— Start Dataset extract —

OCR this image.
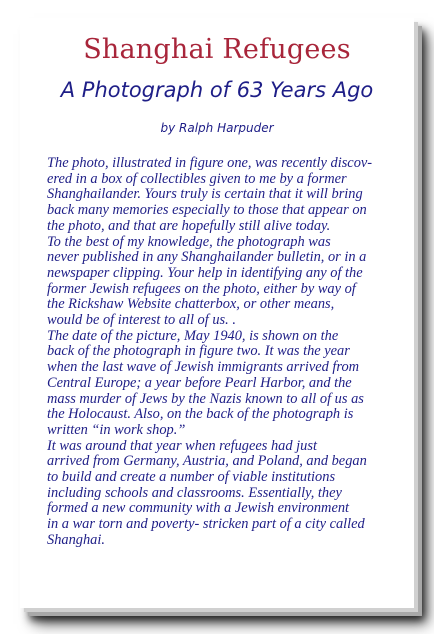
Shanghai Refugees
A Photograph of 63 Years Ago
by Ralph Harpuder
The photo, illustrated in figure one, was recently discov-
ered in a box of collectibles given to me by a former
Shanghailander. Yours truly is certain that it will bring
back many memories especially to those that appear on
the photo, and that are hopefully still alive today.
To the best of my knowledge, the photograph was
never published in any Shanghailander bulletin, or in a
newspaper clipping. Your help in identifying any of the
former Jewish refugees on the photo, either by way of
the Rickshaw Website chatterbox, or other means,
would be of interest to all of us. .
The date of the picture, May 1940, is shown on the
back of the photograph in figure two. It was the year
when the last wave of Jewish immigrants arrived from
Central Europe; a year before Pearl Harbor, and the
mass murder of Jews by the Nazis known to all of us as
the Holocaust. Also, on the back of the photograph is
written “in work shop.”
It was around that year when refugees had just
arrived from Germany, Austria, and Poland, and began
to build and create a number of viable institutions
including schools and classrooms. Essentially, they
formed a new community with a Jewish environment
in a war torn and poverty- stricken part of a city called
Shanghai.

— End Dataset extract —

→ Task
Filter the entries down to the lines with the word "arrived" in them.

→ Solution to the problem
when the last wave of Jewish immigrants arrived from
arrived from Germany, Austria, and Poland, and began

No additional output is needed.